(Dataset records)
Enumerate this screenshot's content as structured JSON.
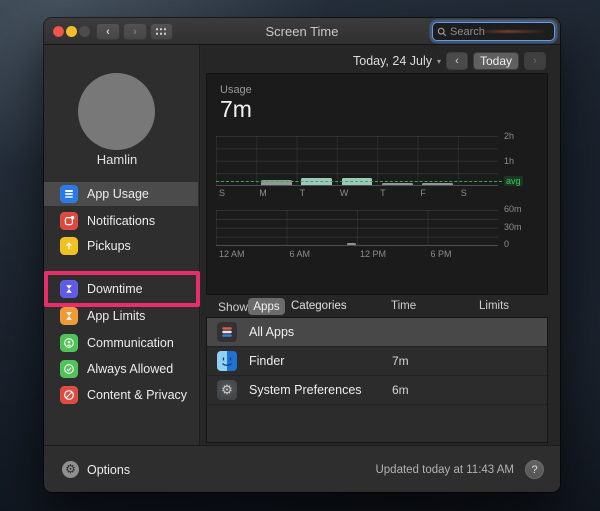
{
  "window_title": "Screen Time",
  "titlebar": {
    "search_placeholder": "Search"
  },
  "icons": {
    "back": "‹",
    "forward": "›",
    "chevron_down": "▾",
    "gear": "⚙",
    "help": "?"
  },
  "toolbar": {
    "date_label": "Today, 24 July",
    "today_label": "Today"
  },
  "sidebar": {
    "user_name": "Hamlin",
    "items": [
      {
        "label": "App Usage",
        "icon_color": "#2979e8",
        "selected": true
      },
      {
        "label": "Notifications",
        "icon_color": "#e0483e",
        "selected": false
      },
      {
        "label": "Pickups",
        "icon_color": "#f1c121",
        "selected": false
      },
      {
        "label": "Downtime",
        "icon_color": "#5e5ce6",
        "selected": false,
        "annotated": true
      },
      {
        "label": "App Limits",
        "icon_color": "#ef9a37",
        "selected": false
      },
      {
        "label": "Communication",
        "icon_color": "#4fc357",
        "selected": false
      },
      {
        "label": "Always Allowed",
        "icon_color": "#4fc357",
        "selected": false
      },
      {
        "label": "Content & Privacy",
        "icon_color": "#de4b40",
        "selected": false
      }
    ],
    "options_label": "Options"
  },
  "usage_summary": {
    "label": "Usage",
    "total": "7m"
  },
  "chart_data": [
    {
      "type": "bar",
      "title": "Usage by day (past week)",
      "categories": [
        "S",
        "M",
        "T",
        "W",
        "T",
        "F",
        "S"
      ],
      "x_tick_labels": [
        "S",
        "M",
        "T",
        "W",
        "T",
        "F",
        "S"
      ],
      "x_tick_slots": [
        0,
        1,
        2,
        3,
        4,
        5,
        6
      ],
      "slots": 7,
      "values": [
        0,
        12,
        18,
        18,
        4,
        5,
        0
      ],
      "unit": "minutes",
      "bar_colors": [
        "#8f9a94",
        "#8f9a94",
        "#9fc8bc",
        "#9fc8bc",
        "#8f9a94",
        "#8f9a94",
        "#8f9a94"
      ],
      "avg": 8,
      "avg_label": "avg",
      "ylim": [
        0,
        120
      ],
      "ytick_labels": [
        "2h",
        "1h"
      ],
      "grid": true,
      "legend": false
    },
    {
      "type": "bar",
      "title": "Usage by hour (today)",
      "x_tick_labels": [
        "12 AM",
        "6 AM",
        "12 PM",
        "6 PM"
      ],
      "x_tick_slots": [
        0,
        6,
        12,
        18
      ],
      "slots": 24,
      "values": [
        0,
        0,
        0,
        0,
        0,
        0,
        0,
        0,
        0,
        0,
        0,
        4,
        0,
        0,
        0,
        0,
        0,
        0,
        0,
        0,
        0,
        0,
        0,
        0
      ],
      "unit": "minutes",
      "bar_color": "#8f948f",
      "bar_colors": [],
      "ylim": [
        0,
        60
      ],
      "ytick_labels": [
        "60m",
        "30m",
        "0"
      ],
      "grid": true,
      "legend": false
    }
  ],
  "show_row": {
    "label": "Show:",
    "segments": [
      "Apps",
      "Categories"
    ],
    "selected_segment": "Apps",
    "columns": [
      "Time",
      "Limits"
    ]
  },
  "app_list": [
    {
      "name": "All Apps",
      "time": "",
      "selected": true
    },
    {
      "name": "Finder",
      "time": "7m",
      "selected": false
    },
    {
      "name": "System Preferences",
      "time": "6m",
      "selected": false
    }
  ],
  "footer": {
    "updated": "Updated today at 11:43 AM"
  },
  "annotation": {
    "purpose": "highlight-downtime-item",
    "color": "#e72e6b"
  },
  "colors": {
    "annotation_pink": "#e72e6b",
    "avg_green": "#30d158",
    "bar_teal": "#9fc8bc",
    "bar_gray": "#8f9a94",
    "focus_ring_blue": "#4a86d8",
    "sidebar_selection": "#4b4b4b"
  }
}
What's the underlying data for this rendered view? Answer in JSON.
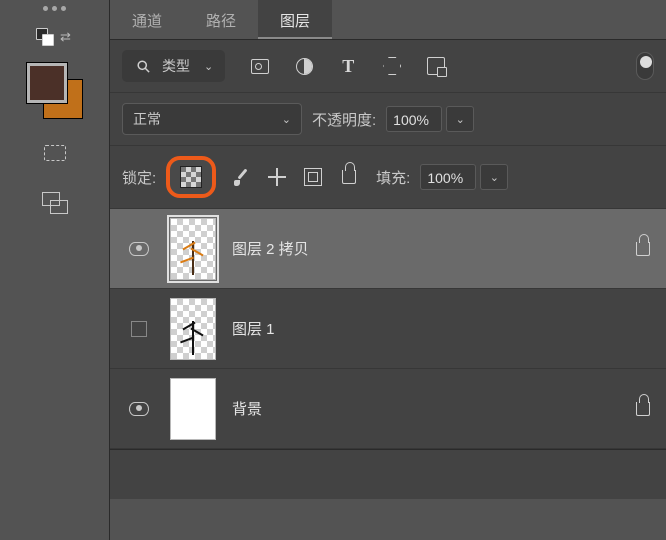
{
  "tabs": {
    "channels": "通道",
    "paths": "路径",
    "layers": "图层",
    "active": "layers"
  },
  "filter": {
    "label": "类型"
  },
  "blend": {
    "mode": "正常"
  },
  "opacity": {
    "label": "不透明度:",
    "value": "100%"
  },
  "fill": {
    "label": "填充:",
    "value": "100%"
  },
  "lock": {
    "label": "锁定:"
  },
  "layers": [
    {
      "name": "图层 2 拷贝",
      "visible": true,
      "selected": true,
      "locked": true,
      "thumb": "orange-tree"
    },
    {
      "name": "图层 1",
      "visible": false,
      "selected": false,
      "locked": false,
      "thumb": "black-tree"
    },
    {
      "name": "背景",
      "visible": true,
      "selected": false,
      "locked": true,
      "thumb": "white"
    }
  ],
  "colors": {
    "foreground": "#4b3028",
    "background": "#c0701a",
    "highlight": "#ed5a1a"
  }
}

• Required work: Omit every picture, and otherwise quote the entries exactly.

• Written response:
Enumerate this screenshot's content as structured JSON.
{
  "window_title": "Screen Time",
  "titlebar": {
    "search_placeholder": "Search"
  },
  "icons": {
    "back": "‹",
    "forward": "›",
    "chevron_down": "▾",
    "gear": "⚙",
    "help": "?"
  },
  "toolbar": {
    "date_label": "Today, 24 July",
    "today_label": "Today"
  },
  "sidebar": {
    "user_name": "Hamlin",
    "items": [
      {
        "label": "App Usage",
        "icon_color": "#2979e8",
        "selected": true
      },
      {
        "label": "Notifications",
        "icon_color": "#e0483e",
        "selected": false
      },
      {
        "label": "Pickups",
        "icon_color": "#f1c121",
        "selected": false
      },
      {
        "label": "Downtime",
        "icon_color": "#5e5ce6",
        "selected": false,
        "annotated": true
      },
      {
        "label": "App Limits",
        "icon_color": "#ef9a37",
        "selected": false
      },
      {
        "label": "Communication",
        "icon_color": "#4fc357",
        "selected": false
      },
      {
        "label": "Always Allowed",
        "icon_color": "#4fc357",
        "selected": false
      },
      {
        "label": "Content & Privacy",
        "icon_color": "#de4b40",
        "selected": false
      }
    ],
    "options_label": "Options"
  },
  "usage_summary": {
    "label": "Usage",
    "total": "7m"
  },
  "chart_data": [
    {
      "type": "bar",
      "title": "Usage by day (past week)",
      "categories": [
        "S",
        "M",
        "T",
        "W",
        "T",
        "F",
        "S"
      ],
      "x_tick_labels": [
        "S",
        "M",
        "T",
        "W",
        "T",
        "F",
        "S"
      ],
      "x_tick_slots": [
        0,
        1,
        2,
        3,
        4,
        5,
        6
      ],
      "slots": 7,
      "values": [
        0,
        12,
        18,
        18,
        4,
        5,
        0
      ],
      "unit": "minutes",
      "bar_colors": [
        "#8f9a94",
        "#8f9a94",
        "#9fc8bc",
        "#9fc8bc",
        "#8f9a94",
        "#8f9a94",
        "#8f9a94"
      ],
      "avg": 8,
      "avg_label": "avg",
      "ylim": [
        0,
        120
      ],
      "ytick_labels": [
        "2h",
        "1h"
      ],
      "grid": true,
      "legend": false
    },
    {
      "type": "bar",
      "title": "Usage by hour (today)",
      "x_tick_labels": [
        "12 AM",
        "6 AM",
        "12 PM",
        "6 PM"
      ],
      "x_tick_slots": [
        0,
        6,
        12,
        18
      ],
      "slots": 24,
      "values": [
        0,
        0,
        0,
        0,
        0,
        0,
        0,
        0,
        0,
        0,
        0,
        4,
        0,
        0,
        0,
        0,
        0,
        0,
        0,
        0,
        0,
        0,
        0,
        0
      ],
      "unit": "minutes",
      "bar_color": "#8f948f",
      "bar_colors": [],
      "ylim": [
        0,
        60
      ],
      "ytick_labels": [
        "60m",
        "30m",
        "0"
      ],
      "grid": true,
      "legend": false
    }
  ],
  "show_row": {
    "label": "Show:",
    "segments": [
      "Apps",
      "Categories"
    ],
    "selected_segment": "Apps",
    "columns": [
      "Time",
      "Limits"
    ]
  },
  "app_list": [
    {
      "name": "All Apps",
      "time": "",
      "selected": true
    },
    {
      "name": "Finder",
      "time": "7m",
      "selected": false
    },
    {
      "name": "System Preferences",
      "time": "6m",
      "selected": false
    }
  ],
  "footer": {
    "updated": "Updated today at 11:43 AM"
  },
  "annotation": {
    "purpose": "highlight-downtime-item",
    "color": "#e72e6b"
  },
  "colors": {
    "annotation_pink": "#e72e6b",
    "avg_green": "#30d158",
    "bar_teal": "#9fc8bc",
    "bar_gray": "#8f9a94",
    "focus_ring_blue": "#4a86d8",
    "sidebar_selection": "#4b4b4b"
  }
}
What's the underlying data for this rendered view? Answer in JSON.
{
  "tabs": {
    "channels": "通道",
    "paths": "路径",
    "layers": "图层",
    "active": "layers"
  },
  "filter": {
    "label": "类型"
  },
  "blend": {
    "mode": "正常"
  },
  "opacity": {
    "label": "不透明度:",
    "value": "100%"
  },
  "fill": {
    "label": "填充:",
    "value": "100%"
  },
  "lock": {
    "label": "锁定:"
  },
  "layers": [
    {
      "name": "图层 2 拷贝",
      "visible": true,
      "selected": true,
      "locked": true,
      "thumb": "orange-tree"
    },
    {
      "name": "图层 1",
      "visible": false,
      "selected": false,
      "locked": false,
      "thumb": "black-tree"
    },
    {
      "name": "背景",
      "visible": true,
      "selected": false,
      "locked": true,
      "thumb": "white"
    }
  ],
  "colors": {
    "foreground": "#4b3028",
    "background": "#c0701a",
    "highlight": "#ed5a1a"
  }
}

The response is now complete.